-- start of EXTRACTED RECORDS --

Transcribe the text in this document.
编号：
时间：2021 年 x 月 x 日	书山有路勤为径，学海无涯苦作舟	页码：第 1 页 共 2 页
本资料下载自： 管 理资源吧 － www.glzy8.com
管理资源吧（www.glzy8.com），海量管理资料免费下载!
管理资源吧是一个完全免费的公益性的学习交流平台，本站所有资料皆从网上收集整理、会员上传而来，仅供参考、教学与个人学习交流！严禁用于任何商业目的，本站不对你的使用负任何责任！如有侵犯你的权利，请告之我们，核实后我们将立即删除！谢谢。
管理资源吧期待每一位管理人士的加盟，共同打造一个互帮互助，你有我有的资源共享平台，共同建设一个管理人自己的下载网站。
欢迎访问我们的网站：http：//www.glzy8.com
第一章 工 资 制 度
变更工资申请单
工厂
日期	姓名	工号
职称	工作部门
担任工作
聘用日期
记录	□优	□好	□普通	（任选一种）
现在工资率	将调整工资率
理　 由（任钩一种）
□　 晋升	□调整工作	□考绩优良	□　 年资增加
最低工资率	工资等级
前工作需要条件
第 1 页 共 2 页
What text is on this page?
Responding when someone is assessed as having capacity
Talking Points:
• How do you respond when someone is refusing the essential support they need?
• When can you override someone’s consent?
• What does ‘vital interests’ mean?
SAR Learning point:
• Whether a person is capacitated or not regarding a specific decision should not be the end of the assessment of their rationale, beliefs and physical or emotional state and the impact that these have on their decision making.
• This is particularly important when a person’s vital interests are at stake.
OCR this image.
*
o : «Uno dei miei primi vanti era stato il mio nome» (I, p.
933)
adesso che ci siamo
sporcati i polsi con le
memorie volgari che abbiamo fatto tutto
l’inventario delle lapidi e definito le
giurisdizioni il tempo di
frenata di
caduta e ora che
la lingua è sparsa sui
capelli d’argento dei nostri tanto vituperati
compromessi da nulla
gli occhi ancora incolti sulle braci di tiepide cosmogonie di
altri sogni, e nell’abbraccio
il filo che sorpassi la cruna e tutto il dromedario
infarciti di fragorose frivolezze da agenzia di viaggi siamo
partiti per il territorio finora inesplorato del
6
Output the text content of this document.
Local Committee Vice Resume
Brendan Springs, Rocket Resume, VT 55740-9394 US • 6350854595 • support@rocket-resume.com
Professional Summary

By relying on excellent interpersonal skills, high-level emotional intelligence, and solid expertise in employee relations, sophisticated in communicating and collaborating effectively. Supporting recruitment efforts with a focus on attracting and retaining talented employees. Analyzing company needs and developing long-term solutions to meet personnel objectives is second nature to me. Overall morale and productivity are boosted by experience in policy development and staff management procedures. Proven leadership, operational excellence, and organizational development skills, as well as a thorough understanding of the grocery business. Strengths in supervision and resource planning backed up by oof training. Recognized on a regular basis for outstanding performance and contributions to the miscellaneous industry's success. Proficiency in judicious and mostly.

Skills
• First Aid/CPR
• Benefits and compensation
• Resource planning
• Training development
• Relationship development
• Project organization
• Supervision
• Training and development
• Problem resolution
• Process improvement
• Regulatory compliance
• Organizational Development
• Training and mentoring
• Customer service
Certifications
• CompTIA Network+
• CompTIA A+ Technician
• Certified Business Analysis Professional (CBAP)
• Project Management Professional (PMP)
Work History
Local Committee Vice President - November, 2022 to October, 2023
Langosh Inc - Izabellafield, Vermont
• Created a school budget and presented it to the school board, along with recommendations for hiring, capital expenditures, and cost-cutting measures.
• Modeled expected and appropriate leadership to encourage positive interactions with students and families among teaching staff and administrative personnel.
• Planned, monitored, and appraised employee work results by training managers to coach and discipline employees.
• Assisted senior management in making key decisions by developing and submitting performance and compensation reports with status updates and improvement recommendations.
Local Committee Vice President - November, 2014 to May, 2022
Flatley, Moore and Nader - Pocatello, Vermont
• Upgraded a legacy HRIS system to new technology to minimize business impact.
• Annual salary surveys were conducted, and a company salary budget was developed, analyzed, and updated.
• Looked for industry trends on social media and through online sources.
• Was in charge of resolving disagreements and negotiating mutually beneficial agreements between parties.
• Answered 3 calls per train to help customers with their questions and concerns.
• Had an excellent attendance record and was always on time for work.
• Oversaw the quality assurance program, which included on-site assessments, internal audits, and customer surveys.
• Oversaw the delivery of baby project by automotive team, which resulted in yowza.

-- end of EXTRACTED RECORDS --

▶ _DIRECTIVE_:
Copy every line of the records above that contains "improvement".

▶ _ANSWER TO THE TASK_:
• Process improvement
• Assisted senior management in making key decisions by developing and submitting performance and compensation reports with status updates and improvement recommendations.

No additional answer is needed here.